◆ WRITTEN INSTRUCTION
Filter the records below for the word "this". Copy each line that holds it.

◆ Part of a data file
____________________
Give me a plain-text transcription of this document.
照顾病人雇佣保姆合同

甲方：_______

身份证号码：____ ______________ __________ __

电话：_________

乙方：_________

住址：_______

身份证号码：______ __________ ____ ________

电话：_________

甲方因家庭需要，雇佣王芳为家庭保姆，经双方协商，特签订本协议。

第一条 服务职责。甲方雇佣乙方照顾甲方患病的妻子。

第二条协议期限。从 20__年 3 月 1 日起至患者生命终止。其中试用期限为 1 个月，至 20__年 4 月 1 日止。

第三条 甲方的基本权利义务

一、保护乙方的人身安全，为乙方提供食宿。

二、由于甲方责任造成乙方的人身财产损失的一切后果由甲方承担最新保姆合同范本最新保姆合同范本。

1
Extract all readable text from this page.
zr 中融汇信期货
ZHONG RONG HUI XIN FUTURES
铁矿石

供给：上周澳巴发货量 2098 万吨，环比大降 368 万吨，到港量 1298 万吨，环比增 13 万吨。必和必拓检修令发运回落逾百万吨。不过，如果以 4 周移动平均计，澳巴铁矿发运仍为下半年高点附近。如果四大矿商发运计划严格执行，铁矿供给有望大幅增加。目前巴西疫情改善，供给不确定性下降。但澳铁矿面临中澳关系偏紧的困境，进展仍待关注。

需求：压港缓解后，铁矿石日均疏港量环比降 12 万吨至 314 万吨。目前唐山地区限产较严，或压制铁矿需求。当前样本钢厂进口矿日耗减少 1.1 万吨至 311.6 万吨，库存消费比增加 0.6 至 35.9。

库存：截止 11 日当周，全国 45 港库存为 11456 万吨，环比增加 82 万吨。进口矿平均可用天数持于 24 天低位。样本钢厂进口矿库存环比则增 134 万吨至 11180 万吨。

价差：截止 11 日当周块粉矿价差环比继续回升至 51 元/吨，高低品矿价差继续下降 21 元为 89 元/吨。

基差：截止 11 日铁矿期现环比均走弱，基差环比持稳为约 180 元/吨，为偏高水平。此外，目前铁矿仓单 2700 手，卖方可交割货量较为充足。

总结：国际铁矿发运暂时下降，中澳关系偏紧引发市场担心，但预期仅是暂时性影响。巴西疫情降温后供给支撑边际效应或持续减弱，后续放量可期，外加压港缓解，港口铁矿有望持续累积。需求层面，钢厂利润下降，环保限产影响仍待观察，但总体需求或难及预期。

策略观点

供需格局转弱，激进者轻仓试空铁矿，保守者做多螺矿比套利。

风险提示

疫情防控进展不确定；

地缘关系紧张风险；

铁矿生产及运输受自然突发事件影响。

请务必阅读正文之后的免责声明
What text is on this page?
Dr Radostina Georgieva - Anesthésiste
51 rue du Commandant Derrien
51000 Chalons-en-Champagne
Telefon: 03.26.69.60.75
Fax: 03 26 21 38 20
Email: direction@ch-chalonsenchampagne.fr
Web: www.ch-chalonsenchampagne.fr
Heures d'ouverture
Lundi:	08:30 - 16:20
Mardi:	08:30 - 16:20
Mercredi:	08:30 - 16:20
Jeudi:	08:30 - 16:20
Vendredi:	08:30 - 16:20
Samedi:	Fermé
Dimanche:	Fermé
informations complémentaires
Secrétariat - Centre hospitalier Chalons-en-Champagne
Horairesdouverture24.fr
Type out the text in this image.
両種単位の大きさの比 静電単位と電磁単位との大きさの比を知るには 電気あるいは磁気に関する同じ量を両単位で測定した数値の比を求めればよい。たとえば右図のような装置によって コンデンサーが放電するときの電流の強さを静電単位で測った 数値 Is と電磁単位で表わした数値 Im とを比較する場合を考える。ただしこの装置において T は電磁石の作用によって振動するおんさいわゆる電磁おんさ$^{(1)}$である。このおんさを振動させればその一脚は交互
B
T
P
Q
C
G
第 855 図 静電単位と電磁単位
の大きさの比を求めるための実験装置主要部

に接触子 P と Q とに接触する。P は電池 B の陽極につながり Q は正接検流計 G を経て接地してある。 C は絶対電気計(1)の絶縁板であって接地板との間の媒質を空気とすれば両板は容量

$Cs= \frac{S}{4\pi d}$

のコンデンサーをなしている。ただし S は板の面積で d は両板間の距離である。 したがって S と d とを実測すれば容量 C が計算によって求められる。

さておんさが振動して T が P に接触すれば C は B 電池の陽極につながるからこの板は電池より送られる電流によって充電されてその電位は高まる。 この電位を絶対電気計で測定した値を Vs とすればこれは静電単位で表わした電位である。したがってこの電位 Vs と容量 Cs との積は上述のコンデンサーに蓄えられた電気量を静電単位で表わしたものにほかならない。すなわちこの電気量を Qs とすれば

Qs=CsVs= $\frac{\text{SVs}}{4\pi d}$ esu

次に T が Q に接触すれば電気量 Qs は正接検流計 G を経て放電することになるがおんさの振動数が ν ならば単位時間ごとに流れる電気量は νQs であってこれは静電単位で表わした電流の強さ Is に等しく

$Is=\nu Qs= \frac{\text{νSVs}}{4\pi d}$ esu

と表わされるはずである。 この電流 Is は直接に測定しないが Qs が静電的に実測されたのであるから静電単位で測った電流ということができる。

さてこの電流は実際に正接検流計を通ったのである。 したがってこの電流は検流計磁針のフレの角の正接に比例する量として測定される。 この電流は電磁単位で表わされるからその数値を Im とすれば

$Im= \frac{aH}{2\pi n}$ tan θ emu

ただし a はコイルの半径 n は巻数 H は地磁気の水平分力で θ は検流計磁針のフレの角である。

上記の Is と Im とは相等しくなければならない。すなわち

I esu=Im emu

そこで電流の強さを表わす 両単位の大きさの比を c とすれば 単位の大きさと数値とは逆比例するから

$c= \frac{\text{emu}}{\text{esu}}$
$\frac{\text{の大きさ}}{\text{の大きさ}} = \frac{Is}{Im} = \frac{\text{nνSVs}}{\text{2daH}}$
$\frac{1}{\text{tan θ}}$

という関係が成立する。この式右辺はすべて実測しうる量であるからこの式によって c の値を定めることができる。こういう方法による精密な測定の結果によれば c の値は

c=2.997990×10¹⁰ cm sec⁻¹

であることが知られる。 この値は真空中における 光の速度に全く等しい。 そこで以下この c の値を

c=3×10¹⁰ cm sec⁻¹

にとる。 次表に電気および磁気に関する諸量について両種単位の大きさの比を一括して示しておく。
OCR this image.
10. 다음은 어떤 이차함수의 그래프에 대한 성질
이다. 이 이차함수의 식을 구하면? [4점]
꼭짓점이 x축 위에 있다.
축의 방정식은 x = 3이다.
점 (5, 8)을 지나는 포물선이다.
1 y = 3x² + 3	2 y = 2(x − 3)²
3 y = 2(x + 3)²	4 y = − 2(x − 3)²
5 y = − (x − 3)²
____________________
◆ CORRECT ANSWER
Give me a plain-text transcription of this document.
Extract all readable text from this page.
What text is on this page?
Type out the text in this image.
OCR this image.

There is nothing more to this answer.